* Instruction: Omit any picture, and return the remaining data exactly as written.

* Dataset entries:
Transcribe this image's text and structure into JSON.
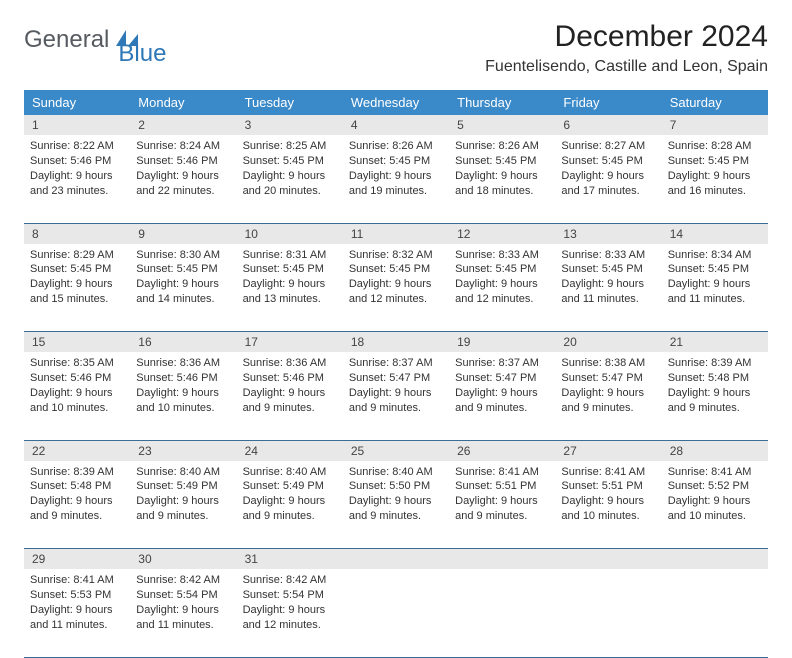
{
  "brand": {
    "word1": "General",
    "word2": "Blue"
  },
  "title": "December 2024",
  "location": "Fuentelisendo, Castille and Leon, Spain",
  "header_bg": "#3a89c9",
  "header_fg": "#ffffff",
  "daynum_bg": "#e8e8e8",
  "rule_color": "#3a6d98",
  "logo_color": "#2f78b7",
  "weekdays": [
    "Sunday",
    "Monday",
    "Tuesday",
    "Wednesday",
    "Thursday",
    "Friday",
    "Saturday"
  ],
  "weeks": [
    [
      {
        "n": "1",
        "sunrise": "Sunrise: 8:22 AM",
        "sunset": "Sunset: 5:46 PM",
        "d1": "Daylight: 9 hours",
        "d2": "and 23 minutes."
      },
      {
        "n": "2",
        "sunrise": "Sunrise: 8:24 AM",
        "sunset": "Sunset: 5:46 PM",
        "d1": "Daylight: 9 hours",
        "d2": "and 22 minutes."
      },
      {
        "n": "3",
        "sunrise": "Sunrise: 8:25 AM",
        "sunset": "Sunset: 5:45 PM",
        "d1": "Daylight: 9 hours",
        "d2": "and 20 minutes."
      },
      {
        "n": "4",
        "sunrise": "Sunrise: 8:26 AM",
        "sunset": "Sunset: 5:45 PM",
        "d1": "Daylight: 9 hours",
        "d2": "and 19 minutes."
      },
      {
        "n": "5",
        "sunrise": "Sunrise: 8:26 AM",
        "sunset": "Sunset: 5:45 PM",
        "d1": "Daylight: 9 hours",
        "d2": "and 18 minutes."
      },
      {
        "n": "6",
        "sunrise": "Sunrise: 8:27 AM",
        "sunset": "Sunset: 5:45 PM",
        "d1": "Daylight: 9 hours",
        "d2": "and 17 minutes."
      },
      {
        "n": "7",
        "sunrise": "Sunrise: 8:28 AM",
        "sunset": "Sunset: 5:45 PM",
        "d1": "Daylight: 9 hours",
        "d2": "and 16 minutes."
      }
    ],
    [
      {
        "n": "8",
        "sunrise": "Sunrise: 8:29 AM",
        "sunset": "Sunset: 5:45 PM",
        "d1": "Daylight: 9 hours",
        "d2": "and 15 minutes."
      },
      {
        "n": "9",
        "sunrise": "Sunrise: 8:30 AM",
        "sunset": "Sunset: 5:45 PM",
        "d1": "Daylight: 9 hours",
        "d2": "and 14 minutes."
      },
      {
        "n": "10",
        "sunrise": "Sunrise: 8:31 AM",
        "sunset": "Sunset: 5:45 PM",
        "d1": "Daylight: 9 hours",
        "d2": "and 13 minutes."
      },
      {
        "n": "11",
        "sunrise": "Sunrise: 8:32 AM",
        "sunset": "Sunset: 5:45 PM",
        "d1": "Daylight: 9 hours",
        "d2": "and 12 minutes."
      },
      {
        "n": "12",
        "sunrise": "Sunrise: 8:33 AM",
        "sunset": "Sunset: 5:45 PM",
        "d1": "Daylight: 9 hours",
        "d2": "and 12 minutes."
      },
      {
        "n": "13",
        "sunrise": "Sunrise: 8:33 AM",
        "sunset": "Sunset: 5:45 PM",
        "d1": "Daylight: 9 hours",
        "d2": "and 11 minutes."
      },
      {
        "n": "14",
        "sunrise": "Sunrise: 8:34 AM",
        "sunset": "Sunset: 5:45 PM",
        "d1": "Daylight: 9 hours",
        "d2": "and 11 minutes."
      }
    ],
    [
      {
        "n": "15",
        "sunrise": "Sunrise: 8:35 AM",
        "sunset": "Sunset: 5:46 PM",
        "d1": "Daylight: 9 hours",
        "d2": "and 10 minutes."
      },
      {
        "n": "16",
        "sunrise": "Sunrise: 8:36 AM",
        "sunset": "Sunset: 5:46 PM",
        "d1": "Daylight: 9 hours",
        "d2": "and 10 minutes."
      },
      {
        "n": "17",
        "sunrise": "Sunrise: 8:36 AM",
        "sunset": "Sunset: 5:46 PM",
        "d1": "Daylight: 9 hours",
        "d2": "and 9 minutes."
      },
      {
        "n": "18",
        "sunrise": "Sunrise: 8:37 AM",
        "sunset": "Sunset: 5:47 PM",
        "d1": "Daylight: 9 hours",
        "d2": "and 9 minutes."
      },
      {
        "n": "19",
        "sunrise": "Sunrise: 8:37 AM",
        "sunset": "Sunset: 5:47 PM",
        "d1": "Daylight: 9 hours",
        "d2": "and 9 minutes."
      },
      {
        "n": "20",
        "sunrise": "Sunrise: 8:38 AM",
        "sunset": "Sunset: 5:47 PM",
        "d1": "Daylight: 9 hours",
        "d2": "and 9 minutes."
      },
      {
        "n": "21",
        "sunrise": "Sunrise: 8:39 AM",
        "sunset": "Sunset: 5:48 PM",
        "d1": "Daylight: 9 hours",
        "d2": "and 9 minutes."
      }
    ],
    [
      {
        "n": "22",
        "sunrise": "Sunrise: 8:39 AM",
        "sunset": "Sunset: 5:48 PM",
        "d1": "Daylight: 9 hours",
        "d2": "and 9 minutes."
      },
      {
        "n": "23",
        "sunrise": "Sunrise: 8:40 AM",
        "sunset": "Sunset: 5:49 PM",
        "d1": "Daylight: 9 hours",
        "d2": "and 9 minutes."
      },
      {
        "n": "24",
        "sunrise": "Sunrise: 8:40 AM",
        "sunset": "Sunset: 5:49 PM",
        "d1": "Daylight: 9 hours",
        "d2": "and 9 minutes."
      },
      {
        "n": "25",
        "sunrise": "Sunrise: 8:40 AM",
        "sunset": "Sunset: 5:50 PM",
        "d1": "Daylight: 9 hours",
        "d2": "and 9 minutes."
      },
      {
        "n": "26",
        "sunrise": "Sunrise: 8:41 AM",
        "sunset": "Sunset: 5:51 PM",
        "d1": "Daylight: 9 hours",
        "d2": "and 9 minutes."
      },
      {
        "n": "27",
        "sunrise": "Sunrise: 8:41 AM",
        "sunset": "Sunset: 5:51 PM",
        "d1": "Daylight: 9 hours",
        "d2": "and 10 minutes."
      },
      {
        "n": "28",
        "sunrise": "Sunrise: 8:41 AM",
        "sunset": "Sunset: 5:52 PM",
        "d1": "Daylight: 9 hours",
        "d2": "and 10 minutes."
      }
    ],
    [
      {
        "n": "29",
        "sunrise": "Sunrise: 8:41 AM",
        "sunset": "Sunset: 5:53 PM",
        "d1": "Daylight: 9 hours",
        "d2": "and 11 minutes."
      },
      {
        "n": "30",
        "sunrise": "Sunrise: 8:42 AM",
        "sunset": "Sunset: 5:54 PM",
        "d1": "Daylight: 9 hours",
        "d2": "and 11 minutes."
      },
      {
        "n": "31",
        "sunrise": "Sunrise: 8:42 AM",
        "sunset": "Sunset: 5:54 PM",
        "d1": "Daylight: 9 hours",
        "d2": "and 12 minutes."
      },
      null,
      null,
      null,
      null
    ]
  ]
}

* Output below:
Transcribe this image's text and structure into JSON.
{
  "brand": {
    "word1": "General",
    "word2": "Blue"
  },
  "title": "December 2024",
  "location": "Fuentelisendo, Castille and Leon, Spain",
  "header_bg": "#3a89c9",
  "header_fg": "#ffffff",
  "daynum_bg": "#e8e8e8",
  "rule_color": "#3a6d98",
  "logo_color": "#2f78b7",
  "weekdays": [
    "Sunday",
    "Monday",
    "Tuesday",
    "Wednesday",
    "Thursday",
    "Friday",
    "Saturday"
  ],
  "weeks": [
    [
      {
        "n": "1",
        "sunrise": "Sunrise: 8:22 AM",
        "sunset": "Sunset: 5:46 PM",
        "d1": "Daylight: 9 hours",
        "d2": "and 23 minutes."
      },
      {
        "n": "2",
        "sunrise": "Sunrise: 8:24 AM",
        "sunset": "Sunset: 5:46 PM",
        "d1": "Daylight: 9 hours",
        "d2": "and 22 minutes."
      },
      {
        "n": "3",
        "sunrise": "Sunrise: 8:25 AM",
        "sunset": "Sunset: 5:45 PM",
        "d1": "Daylight: 9 hours",
        "d2": "and 20 minutes."
      },
      {
        "n": "4",
        "sunrise": "Sunrise: 8:26 AM",
        "sunset": "Sunset: 5:45 PM",
        "d1": "Daylight: 9 hours",
        "d2": "and 19 minutes."
      },
      {
        "n": "5",
        "sunrise": "Sunrise: 8:26 AM",
        "sunset": "Sunset: 5:45 PM",
        "d1": "Daylight: 9 hours",
        "d2": "and 18 minutes."
      },
      {
        "n": "6",
        "sunrise": "Sunrise: 8:27 AM",
        "sunset": "Sunset: 5:45 PM",
        "d1": "Daylight: 9 hours",
        "d2": "and 17 minutes."
      },
      {
        "n": "7",
        "sunrise": "Sunrise: 8:28 AM",
        "sunset": "Sunset: 5:45 PM",
        "d1": "Daylight: 9 hours",
        "d2": "and 16 minutes."
      }
    ],
    [
      {
        "n": "8",
        "sunrise": "Sunrise: 8:29 AM",
        "sunset": "Sunset: 5:45 PM",
        "d1": "Daylight: 9 hours",
        "d2": "and 15 minutes."
      },
      {
        "n": "9",
        "sunrise": "Sunrise: 8:30 AM",
        "sunset": "Sunset: 5:45 PM",
        "d1": "Daylight: 9 hours",
        "d2": "and 14 minutes."
      },
      {
        "n": "10",
        "sunrise": "Sunrise: 8:31 AM",
        "sunset": "Sunset: 5:45 PM",
        "d1": "Daylight: 9 hours",
        "d2": "and 13 minutes."
      },
      {
        "n": "11",
        "sunrise": "Sunrise: 8:32 AM",
        "sunset": "Sunset: 5:45 PM",
        "d1": "Daylight: 9 hours",
        "d2": "and 12 minutes."
      },
      {
        "n": "12",
        "sunrise": "Sunrise: 8:33 AM",
        "sunset": "Sunset: 5:45 PM",
        "d1": "Daylight: 9 hours",
        "d2": "and 12 minutes."
      },
      {
        "n": "13",
        "sunrise": "Sunrise: 8:33 AM",
        "sunset": "Sunset: 5:45 PM",
        "d1": "Daylight: 9 hours",
        "d2": "and 11 minutes."
      },
      {
        "n": "14",
        "sunrise": "Sunrise: 8:34 AM",
        "sunset": "Sunset: 5:45 PM",
        "d1": "Daylight: 9 hours",
        "d2": "and 11 minutes."
      }
    ],
    [
      {
        "n": "15",
        "sunrise": "Sunrise: 8:35 AM",
        "sunset": "Sunset: 5:46 PM",
        "d1": "Daylight: 9 hours",
        "d2": "and 10 minutes."
      },
      {
        "n": "16",
        "sunrise": "Sunrise: 8:36 AM",
        "sunset": "Sunset: 5:46 PM",
        "d1": "Daylight: 9 hours",
        "d2": "and 10 minutes."
      },
      {
        "n": "17",
        "sunrise": "Sunrise: 8:36 AM",
        "sunset": "Sunset: 5:46 PM",
        "d1": "Daylight: 9 hours",
        "d2": "and 9 minutes."
      },
      {
        "n": "18",
        "sunrise": "Sunrise: 8:37 AM",
        "sunset": "Sunset: 5:47 PM",
        "d1": "Daylight: 9 hours",
        "d2": "and 9 minutes."
      },
      {
        "n": "19",
        "sunrise": "Sunrise: 8:37 AM",
        "sunset": "Sunset: 5:47 PM",
        "d1": "Daylight: 9 hours",
        "d2": "and 9 minutes."
      },
      {
        "n": "20",
        "sunrise": "Sunrise: 8:38 AM",
        "sunset": "Sunset: 5:47 PM",
        "d1": "Daylight: 9 hours",
        "d2": "and 9 minutes."
      },
      {
        "n": "21",
        "sunrise": "Sunrise: 8:39 AM",
        "sunset": "Sunset: 5:48 PM",
        "d1": "Daylight: 9 hours",
        "d2": "and 9 minutes."
      }
    ],
    [
      {
        "n": "22",
        "sunrise": "Sunrise: 8:39 AM",
        "sunset": "Sunset: 5:48 PM",
        "d1": "Daylight: 9 hours",
        "d2": "and 9 minutes."
      },
      {
        "n": "23",
        "sunrise": "Sunrise: 8:40 AM",
        "sunset": "Sunset: 5:49 PM",
        "d1": "Daylight: 9 hours",
        "d2": "and 9 minutes."
      },
      {
        "n": "24",
        "sunrise": "Sunrise: 8:40 AM",
        "sunset": "Sunset: 5:49 PM",
        "d1": "Daylight: 9 hours",
        "d2": "and 9 minutes."
      },
      {
        "n": "25",
        "sunrise": "Sunrise: 8:40 AM",
        "sunset": "Sunset: 5:50 PM",
        "d1": "Daylight: 9 hours",
        "d2": "and 9 minutes."
      },
      {
        "n": "26",
        "sunrise": "Sunrise: 8:41 AM",
        "sunset": "Sunset: 5:51 PM",
        "d1": "Daylight: 9 hours",
        "d2": "and 9 minutes."
      },
      {
        "n": "27",
        "sunrise": "Sunrise: 8:41 AM",
        "sunset": "Sunset: 5:51 PM",
        "d1": "Daylight: 9 hours",
        "d2": "and 10 minutes."
      },
      {
        "n": "28",
        "sunrise": "Sunrise: 8:41 AM",
        "sunset": "Sunset: 5:52 PM",
        "d1": "Daylight: 9 hours",
        "d2": "and 10 minutes."
      }
    ],
    [
      {
        "n": "29",
        "sunrise": "Sunrise: 8:41 AM",
        "sunset": "Sunset: 5:53 PM",
        "d1": "Daylight: 9 hours",
        "d2": "and 11 minutes."
      },
      {
        "n": "30",
        "sunrise": "Sunrise: 8:42 AM",
        "sunset": "Sunset: 5:54 PM",
        "d1": "Daylight: 9 hours",
        "d2": "and 11 minutes."
      },
      {
        "n": "31",
        "sunrise": "Sunrise: 8:42 AM",
        "sunset": "Sunset: 5:54 PM",
        "d1": "Daylight: 9 hours",
        "d2": "and 12 minutes."
      },
      null,
      null,
      null,
      null
    ]
  ]
}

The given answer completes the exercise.